--- Text passage ---
__________________________________________________

= Cvill7 =

Scorpion toxin

Cvill7 peptide toxin is derived from the venom of Scorpion Centruroides villegasi and represents a member of the α-KTx2 subfamily of potassium channel-modulating toxins. Particularly, Cvill7 exerts a high affinity for Kv1.2, with weaker effects on Kv1.1 and Kv1.3.
| colspan="2" |Cvill7
| Superfamily | Scorpion toxins |
| Family | α-KTx toxins |
| Subfamily | α-KTx2 |
| Amino acid sequence | TFINVKCTSPKQCLKPCKDLYGPHAGGKCMNGKCKCYNN |
| Molecular weight | 4287 Da |

== Etymology ==
Cvill7 is a peptide isolated from the venom of the scorpion Centruroides villegasi. The name is derived from the scorpion from which the peptide is isolated: ‘C’ for Centruroides, ‘vill’ for villegasi. Furthermore, it is the 7th identified peptide of the species.

__________________________________________________

--- Exercise requirements ---
1: Answer these from the Cvill7 article:
(a) For which potassium channel does Cvill7 show high affinity?
(b) What molecular weight is listed for Cvill7?
(c) What does "vill" in the name Cvill7 stand for?
2: Carry on writing the Cvill7 article, starting after its final sentence.
None of the rows that follow are required for the tasks on the Cvill7 article.

--- Extracted material ---
__________________________________________________

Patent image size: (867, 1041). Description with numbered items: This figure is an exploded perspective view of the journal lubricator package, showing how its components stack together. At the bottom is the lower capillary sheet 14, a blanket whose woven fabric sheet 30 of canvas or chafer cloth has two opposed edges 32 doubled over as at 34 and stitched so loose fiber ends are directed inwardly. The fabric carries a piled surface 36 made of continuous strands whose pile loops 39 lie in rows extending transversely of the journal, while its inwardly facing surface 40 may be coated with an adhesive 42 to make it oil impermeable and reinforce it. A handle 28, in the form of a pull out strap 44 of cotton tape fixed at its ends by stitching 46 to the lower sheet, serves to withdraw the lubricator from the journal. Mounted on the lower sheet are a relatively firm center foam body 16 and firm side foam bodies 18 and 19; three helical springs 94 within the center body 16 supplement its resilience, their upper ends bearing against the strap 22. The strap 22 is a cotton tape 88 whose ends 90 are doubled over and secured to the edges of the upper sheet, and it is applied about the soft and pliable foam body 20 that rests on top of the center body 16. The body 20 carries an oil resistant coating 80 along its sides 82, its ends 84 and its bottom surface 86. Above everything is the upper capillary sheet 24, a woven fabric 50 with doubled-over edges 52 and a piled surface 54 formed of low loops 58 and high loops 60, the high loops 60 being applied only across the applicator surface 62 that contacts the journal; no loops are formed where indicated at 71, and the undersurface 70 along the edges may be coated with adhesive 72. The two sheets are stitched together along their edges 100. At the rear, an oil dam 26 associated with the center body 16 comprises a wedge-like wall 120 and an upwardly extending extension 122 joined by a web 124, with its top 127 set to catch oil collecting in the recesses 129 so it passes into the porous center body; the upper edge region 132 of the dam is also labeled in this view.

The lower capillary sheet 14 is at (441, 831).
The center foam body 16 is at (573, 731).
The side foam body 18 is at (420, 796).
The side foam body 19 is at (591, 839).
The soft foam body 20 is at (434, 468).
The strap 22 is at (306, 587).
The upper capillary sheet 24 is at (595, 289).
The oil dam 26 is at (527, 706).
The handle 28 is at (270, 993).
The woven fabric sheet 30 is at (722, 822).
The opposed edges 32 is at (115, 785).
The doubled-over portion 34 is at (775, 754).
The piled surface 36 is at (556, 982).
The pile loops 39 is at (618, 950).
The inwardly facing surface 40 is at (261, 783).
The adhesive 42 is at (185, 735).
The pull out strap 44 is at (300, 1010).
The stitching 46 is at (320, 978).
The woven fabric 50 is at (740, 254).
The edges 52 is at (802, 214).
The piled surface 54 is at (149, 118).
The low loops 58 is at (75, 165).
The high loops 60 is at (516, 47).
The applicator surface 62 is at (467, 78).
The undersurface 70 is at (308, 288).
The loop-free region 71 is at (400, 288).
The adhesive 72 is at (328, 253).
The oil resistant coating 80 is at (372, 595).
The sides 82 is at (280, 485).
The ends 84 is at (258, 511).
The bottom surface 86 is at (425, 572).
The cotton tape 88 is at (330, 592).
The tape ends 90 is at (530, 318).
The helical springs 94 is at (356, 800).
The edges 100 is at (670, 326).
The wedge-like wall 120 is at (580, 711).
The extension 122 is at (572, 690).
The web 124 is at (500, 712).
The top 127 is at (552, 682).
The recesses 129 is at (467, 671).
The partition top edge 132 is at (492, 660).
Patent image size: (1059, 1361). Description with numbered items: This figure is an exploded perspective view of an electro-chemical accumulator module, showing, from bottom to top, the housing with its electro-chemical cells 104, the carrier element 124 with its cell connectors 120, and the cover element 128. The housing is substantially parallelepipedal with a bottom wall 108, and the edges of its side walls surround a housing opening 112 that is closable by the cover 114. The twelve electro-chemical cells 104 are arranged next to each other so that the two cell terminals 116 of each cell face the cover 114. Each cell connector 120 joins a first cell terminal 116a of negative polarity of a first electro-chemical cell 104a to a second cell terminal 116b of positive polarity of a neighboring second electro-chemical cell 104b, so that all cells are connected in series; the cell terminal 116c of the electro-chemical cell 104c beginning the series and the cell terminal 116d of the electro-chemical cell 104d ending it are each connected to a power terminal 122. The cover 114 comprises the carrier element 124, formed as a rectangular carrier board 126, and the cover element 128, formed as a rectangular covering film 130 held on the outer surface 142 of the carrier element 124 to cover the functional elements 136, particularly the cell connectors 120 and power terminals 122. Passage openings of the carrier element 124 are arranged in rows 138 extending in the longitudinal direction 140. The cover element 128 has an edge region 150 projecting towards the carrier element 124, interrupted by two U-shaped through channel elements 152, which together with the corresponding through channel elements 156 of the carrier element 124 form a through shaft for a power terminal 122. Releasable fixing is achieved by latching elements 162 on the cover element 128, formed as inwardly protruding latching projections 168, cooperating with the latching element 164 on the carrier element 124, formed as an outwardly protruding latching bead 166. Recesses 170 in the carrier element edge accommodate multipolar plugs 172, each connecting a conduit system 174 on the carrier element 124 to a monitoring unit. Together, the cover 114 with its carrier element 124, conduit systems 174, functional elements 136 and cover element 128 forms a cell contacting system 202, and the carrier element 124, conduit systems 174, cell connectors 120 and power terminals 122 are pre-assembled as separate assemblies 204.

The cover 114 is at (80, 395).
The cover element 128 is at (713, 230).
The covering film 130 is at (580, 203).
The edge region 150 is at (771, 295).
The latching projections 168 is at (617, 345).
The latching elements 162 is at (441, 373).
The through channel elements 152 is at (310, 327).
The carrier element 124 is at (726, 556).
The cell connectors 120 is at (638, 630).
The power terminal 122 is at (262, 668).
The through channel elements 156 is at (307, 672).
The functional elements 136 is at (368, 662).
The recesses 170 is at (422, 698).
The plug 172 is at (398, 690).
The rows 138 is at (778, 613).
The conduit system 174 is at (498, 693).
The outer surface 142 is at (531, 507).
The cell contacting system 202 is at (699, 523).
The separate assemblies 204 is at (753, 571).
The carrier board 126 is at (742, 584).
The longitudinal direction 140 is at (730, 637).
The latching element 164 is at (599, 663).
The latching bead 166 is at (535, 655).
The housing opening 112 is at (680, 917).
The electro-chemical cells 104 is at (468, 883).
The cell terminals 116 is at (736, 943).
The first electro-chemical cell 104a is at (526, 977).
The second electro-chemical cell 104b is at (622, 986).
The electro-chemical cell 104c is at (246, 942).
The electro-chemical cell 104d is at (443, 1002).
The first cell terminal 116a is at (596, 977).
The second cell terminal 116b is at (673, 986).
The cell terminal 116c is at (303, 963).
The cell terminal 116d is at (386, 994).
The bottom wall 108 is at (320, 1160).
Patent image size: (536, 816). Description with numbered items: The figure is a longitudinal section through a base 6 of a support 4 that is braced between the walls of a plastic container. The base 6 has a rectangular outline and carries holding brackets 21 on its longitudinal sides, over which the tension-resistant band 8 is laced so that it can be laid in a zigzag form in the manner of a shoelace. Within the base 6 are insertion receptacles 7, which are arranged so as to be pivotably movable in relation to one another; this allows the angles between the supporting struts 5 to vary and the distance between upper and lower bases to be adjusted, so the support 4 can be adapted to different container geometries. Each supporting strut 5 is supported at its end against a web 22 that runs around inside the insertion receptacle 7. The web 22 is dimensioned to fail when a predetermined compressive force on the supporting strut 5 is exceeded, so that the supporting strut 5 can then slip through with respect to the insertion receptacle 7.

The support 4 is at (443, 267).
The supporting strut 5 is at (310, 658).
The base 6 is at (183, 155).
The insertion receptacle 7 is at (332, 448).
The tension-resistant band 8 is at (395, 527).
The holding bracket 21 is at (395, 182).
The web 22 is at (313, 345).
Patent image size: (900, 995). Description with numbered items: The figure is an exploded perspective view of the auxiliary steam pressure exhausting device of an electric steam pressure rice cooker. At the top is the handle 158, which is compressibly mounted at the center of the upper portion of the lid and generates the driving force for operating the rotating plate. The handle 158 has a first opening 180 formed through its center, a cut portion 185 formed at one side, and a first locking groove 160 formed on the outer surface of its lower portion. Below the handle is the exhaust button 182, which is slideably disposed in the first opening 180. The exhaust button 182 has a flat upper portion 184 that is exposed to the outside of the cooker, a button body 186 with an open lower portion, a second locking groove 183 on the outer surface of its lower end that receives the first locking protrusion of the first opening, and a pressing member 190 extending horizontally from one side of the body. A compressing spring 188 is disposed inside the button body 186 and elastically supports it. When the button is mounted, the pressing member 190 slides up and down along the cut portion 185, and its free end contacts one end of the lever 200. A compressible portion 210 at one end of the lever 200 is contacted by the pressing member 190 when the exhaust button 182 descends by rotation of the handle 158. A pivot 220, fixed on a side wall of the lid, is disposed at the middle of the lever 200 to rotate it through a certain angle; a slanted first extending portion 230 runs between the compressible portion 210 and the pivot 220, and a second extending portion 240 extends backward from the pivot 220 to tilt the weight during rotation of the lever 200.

__________________________________________________

--- Responses by item number ---
1:
(a) Kv1.2
(b) 4287 Da
(c) villegasi

2:
== Sources ==
Due to favourable climate conditions, scorpion species are widely present in Mexico. Centruroides villegasi, also known as the Guerrero striped scorpion, is an arachnid endemic to Mexico, specifically the state of Guerrero.

== Chemistry ==
Cvill7 is composed of 39 amino acid residues, among which are six cysteines that enable disulfide bridge formation. The primary structure is: TFINVKCTSPKQCLKPCKDLYGPHAGGKCMNGKCKCYNN. The molecular mass is approximately 4287 Da.

Cvill7 belongs to the α-KTx 2 subfamily of toxins that modulate potassium channels (α-KTx 2.26). The α-KTx is one of seven families of scorpion toxins known to target potassium channels. Structurally, Cvill7 forms a CS α/β motif, consisting of a single α-helix connected to an antiparallel β-sheet stabilized by three disulfide bonds. The cysteine framework defining the group is conserved, as well as Lys28 and Tyr37. Specifically, Cvill7 has 95% similarity with toxin Ce1 (α-KTx 2.8), toxin Ce2 (α-KTx 2.9), and Ct28 (α-KTx 2.20); differing in 2 amino acids, indicating structural and functional similarities within this subfamily.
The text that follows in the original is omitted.